(Available records):
++++

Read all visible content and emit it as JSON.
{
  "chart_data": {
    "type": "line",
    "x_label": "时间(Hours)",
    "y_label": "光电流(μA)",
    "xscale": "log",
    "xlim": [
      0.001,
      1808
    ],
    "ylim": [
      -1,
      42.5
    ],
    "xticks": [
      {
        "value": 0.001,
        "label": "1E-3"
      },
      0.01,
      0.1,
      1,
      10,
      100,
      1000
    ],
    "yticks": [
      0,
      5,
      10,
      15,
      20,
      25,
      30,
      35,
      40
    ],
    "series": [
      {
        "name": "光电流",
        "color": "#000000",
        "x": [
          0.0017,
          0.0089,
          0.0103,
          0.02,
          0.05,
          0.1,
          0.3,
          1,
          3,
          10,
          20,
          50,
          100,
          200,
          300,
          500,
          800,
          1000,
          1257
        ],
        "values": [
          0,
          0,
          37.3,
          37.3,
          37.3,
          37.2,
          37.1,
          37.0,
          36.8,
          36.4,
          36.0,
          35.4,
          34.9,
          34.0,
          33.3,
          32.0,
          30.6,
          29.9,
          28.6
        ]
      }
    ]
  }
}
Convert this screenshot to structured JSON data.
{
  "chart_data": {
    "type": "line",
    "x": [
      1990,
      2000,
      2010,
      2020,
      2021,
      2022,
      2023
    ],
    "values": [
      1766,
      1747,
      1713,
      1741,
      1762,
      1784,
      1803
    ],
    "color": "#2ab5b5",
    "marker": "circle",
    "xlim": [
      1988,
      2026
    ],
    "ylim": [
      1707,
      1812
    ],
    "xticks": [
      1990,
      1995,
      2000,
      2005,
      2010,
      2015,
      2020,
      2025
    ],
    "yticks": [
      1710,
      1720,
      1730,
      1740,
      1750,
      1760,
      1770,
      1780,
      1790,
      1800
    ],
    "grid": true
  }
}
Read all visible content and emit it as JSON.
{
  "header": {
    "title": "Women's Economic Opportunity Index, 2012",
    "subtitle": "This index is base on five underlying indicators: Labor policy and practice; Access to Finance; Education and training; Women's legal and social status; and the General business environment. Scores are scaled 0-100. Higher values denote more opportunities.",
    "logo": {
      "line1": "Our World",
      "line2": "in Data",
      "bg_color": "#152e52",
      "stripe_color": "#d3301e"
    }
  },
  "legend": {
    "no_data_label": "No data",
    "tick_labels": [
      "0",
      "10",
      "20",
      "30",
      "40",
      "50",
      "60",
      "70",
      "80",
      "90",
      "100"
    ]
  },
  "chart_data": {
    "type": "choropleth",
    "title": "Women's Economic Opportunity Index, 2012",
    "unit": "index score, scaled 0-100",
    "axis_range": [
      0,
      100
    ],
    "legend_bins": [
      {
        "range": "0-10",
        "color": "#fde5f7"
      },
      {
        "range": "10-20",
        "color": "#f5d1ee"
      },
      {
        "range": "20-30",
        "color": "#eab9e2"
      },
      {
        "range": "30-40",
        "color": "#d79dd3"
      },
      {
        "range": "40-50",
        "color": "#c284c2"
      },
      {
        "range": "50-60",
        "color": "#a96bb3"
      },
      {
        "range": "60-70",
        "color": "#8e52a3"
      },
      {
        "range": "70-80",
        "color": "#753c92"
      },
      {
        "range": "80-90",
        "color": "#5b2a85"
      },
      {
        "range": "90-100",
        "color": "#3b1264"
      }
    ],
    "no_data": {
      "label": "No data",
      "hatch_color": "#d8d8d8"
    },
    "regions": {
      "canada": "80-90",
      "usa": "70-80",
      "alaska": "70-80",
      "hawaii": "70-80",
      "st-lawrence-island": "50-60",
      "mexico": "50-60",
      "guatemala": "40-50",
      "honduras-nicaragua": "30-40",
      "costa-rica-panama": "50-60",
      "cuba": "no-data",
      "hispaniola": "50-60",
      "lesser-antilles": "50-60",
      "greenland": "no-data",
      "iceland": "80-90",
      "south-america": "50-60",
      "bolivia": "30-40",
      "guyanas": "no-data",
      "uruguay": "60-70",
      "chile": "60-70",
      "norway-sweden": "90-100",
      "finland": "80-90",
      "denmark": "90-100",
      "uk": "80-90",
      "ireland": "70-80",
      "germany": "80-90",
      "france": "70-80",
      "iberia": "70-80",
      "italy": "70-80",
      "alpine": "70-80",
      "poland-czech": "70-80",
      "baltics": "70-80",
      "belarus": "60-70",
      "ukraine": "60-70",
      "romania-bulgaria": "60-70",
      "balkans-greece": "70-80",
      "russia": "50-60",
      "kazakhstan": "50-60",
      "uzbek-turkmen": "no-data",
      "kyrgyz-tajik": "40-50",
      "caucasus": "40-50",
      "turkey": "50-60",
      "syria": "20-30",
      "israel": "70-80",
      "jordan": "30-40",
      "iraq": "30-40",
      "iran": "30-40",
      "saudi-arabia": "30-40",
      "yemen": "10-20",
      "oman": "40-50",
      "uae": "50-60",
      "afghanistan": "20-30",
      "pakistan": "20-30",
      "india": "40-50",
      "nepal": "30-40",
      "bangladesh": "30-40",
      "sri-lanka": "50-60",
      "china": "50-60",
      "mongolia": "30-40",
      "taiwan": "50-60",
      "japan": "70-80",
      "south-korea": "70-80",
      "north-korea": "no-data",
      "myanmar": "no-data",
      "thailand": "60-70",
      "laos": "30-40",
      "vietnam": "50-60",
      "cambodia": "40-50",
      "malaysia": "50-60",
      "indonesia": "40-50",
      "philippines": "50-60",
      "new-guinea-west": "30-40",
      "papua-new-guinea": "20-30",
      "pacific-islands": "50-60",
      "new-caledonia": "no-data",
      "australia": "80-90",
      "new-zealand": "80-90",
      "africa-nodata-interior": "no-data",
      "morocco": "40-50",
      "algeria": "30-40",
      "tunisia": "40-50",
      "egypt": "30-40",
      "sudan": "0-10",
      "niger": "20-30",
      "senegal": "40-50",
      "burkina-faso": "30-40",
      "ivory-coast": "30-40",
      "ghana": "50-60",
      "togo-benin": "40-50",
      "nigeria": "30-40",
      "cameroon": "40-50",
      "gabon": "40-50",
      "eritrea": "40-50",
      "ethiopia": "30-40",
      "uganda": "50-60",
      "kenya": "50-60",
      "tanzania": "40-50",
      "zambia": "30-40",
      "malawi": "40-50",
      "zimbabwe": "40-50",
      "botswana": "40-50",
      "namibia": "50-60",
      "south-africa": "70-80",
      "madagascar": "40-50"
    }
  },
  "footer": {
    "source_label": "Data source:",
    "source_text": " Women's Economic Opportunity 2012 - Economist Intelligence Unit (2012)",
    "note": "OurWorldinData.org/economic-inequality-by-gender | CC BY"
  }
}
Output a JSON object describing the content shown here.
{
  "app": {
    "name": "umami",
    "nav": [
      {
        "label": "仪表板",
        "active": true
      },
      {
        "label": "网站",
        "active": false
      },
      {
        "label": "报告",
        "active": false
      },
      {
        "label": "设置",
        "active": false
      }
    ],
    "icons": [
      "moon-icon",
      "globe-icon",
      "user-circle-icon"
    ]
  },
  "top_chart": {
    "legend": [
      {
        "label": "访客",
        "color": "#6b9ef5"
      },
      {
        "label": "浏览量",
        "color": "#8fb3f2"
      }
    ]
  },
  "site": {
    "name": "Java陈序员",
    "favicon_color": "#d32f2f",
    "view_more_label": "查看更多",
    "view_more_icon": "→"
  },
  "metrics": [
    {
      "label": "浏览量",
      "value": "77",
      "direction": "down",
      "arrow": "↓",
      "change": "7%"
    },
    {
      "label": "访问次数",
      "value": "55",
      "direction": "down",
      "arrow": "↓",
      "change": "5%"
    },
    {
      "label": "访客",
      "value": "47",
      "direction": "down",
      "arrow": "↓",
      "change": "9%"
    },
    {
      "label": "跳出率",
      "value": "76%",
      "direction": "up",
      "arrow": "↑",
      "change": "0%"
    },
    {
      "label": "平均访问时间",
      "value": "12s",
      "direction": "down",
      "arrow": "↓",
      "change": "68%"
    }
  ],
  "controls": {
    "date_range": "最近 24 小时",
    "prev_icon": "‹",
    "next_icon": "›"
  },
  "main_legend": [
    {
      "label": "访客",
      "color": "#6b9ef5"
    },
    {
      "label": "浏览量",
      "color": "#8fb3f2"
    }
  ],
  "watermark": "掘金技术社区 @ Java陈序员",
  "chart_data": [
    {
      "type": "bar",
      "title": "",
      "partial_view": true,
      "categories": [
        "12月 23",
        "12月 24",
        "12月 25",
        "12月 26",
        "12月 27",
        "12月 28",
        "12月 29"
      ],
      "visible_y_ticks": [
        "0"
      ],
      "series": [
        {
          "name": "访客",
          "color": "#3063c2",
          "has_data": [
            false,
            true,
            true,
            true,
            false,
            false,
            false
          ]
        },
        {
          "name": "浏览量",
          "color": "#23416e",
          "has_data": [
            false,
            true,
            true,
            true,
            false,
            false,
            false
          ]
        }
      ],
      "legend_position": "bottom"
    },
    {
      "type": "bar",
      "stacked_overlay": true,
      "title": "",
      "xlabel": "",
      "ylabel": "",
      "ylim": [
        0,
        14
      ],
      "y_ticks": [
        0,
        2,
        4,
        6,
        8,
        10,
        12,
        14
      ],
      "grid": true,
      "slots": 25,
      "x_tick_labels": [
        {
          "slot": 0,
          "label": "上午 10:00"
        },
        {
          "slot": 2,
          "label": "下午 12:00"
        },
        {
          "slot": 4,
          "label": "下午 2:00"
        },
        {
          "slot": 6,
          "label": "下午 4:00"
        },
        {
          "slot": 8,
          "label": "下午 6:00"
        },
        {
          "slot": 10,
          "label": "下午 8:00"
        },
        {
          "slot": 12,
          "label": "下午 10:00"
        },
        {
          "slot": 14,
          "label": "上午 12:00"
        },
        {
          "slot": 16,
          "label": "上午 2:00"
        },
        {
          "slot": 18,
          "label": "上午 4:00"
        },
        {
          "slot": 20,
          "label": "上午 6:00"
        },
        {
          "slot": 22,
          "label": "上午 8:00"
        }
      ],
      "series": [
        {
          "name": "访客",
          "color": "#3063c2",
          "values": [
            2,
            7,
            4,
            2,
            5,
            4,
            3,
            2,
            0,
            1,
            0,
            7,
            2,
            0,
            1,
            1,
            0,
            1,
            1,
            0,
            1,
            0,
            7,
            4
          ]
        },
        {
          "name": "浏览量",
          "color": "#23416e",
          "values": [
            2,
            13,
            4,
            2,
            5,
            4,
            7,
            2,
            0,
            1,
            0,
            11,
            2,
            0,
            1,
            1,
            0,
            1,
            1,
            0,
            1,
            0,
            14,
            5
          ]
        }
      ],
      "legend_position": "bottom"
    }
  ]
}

++++

(To do):
Which lines contain the word "africa"? Copy each one.

(Answer to this problem):
      "africa-nodata-interior": "no-data",
      "south-africa": "70-80",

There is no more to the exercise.